→ **Requirement**: Count the lines below that include the word "الشرح" and write that number alone.

Data entries:
*-*-*
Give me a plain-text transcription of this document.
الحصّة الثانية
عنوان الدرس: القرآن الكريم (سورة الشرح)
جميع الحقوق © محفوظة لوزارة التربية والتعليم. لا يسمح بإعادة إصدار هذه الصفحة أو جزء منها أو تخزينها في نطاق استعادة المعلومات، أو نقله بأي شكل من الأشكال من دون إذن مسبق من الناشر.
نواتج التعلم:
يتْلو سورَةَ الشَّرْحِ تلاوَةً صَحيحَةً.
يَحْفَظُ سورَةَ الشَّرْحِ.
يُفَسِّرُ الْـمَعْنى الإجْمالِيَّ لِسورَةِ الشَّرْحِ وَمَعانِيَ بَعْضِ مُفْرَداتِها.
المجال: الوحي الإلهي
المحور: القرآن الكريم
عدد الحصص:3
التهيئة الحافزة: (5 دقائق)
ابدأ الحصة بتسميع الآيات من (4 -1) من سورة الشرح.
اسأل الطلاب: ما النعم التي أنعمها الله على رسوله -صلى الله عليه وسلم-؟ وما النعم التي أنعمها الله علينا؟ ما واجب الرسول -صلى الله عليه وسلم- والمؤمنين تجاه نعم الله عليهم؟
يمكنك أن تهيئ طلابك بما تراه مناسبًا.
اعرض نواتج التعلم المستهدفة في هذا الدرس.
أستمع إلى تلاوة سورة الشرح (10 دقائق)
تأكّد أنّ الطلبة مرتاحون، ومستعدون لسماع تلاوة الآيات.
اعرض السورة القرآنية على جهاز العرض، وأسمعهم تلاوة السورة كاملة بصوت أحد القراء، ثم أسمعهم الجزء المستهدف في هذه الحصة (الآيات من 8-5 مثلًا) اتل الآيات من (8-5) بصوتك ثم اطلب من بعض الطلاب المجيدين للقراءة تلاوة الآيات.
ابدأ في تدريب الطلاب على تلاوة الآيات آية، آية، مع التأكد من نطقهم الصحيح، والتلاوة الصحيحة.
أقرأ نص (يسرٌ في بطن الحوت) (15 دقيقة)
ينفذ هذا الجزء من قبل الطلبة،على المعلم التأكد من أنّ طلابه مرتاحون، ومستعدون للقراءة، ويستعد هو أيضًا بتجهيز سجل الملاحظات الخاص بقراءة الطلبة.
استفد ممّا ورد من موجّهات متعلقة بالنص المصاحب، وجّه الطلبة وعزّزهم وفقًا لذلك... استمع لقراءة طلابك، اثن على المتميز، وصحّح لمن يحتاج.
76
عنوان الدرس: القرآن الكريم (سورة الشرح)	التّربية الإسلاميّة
*-*-*
→ **Full solution**: 4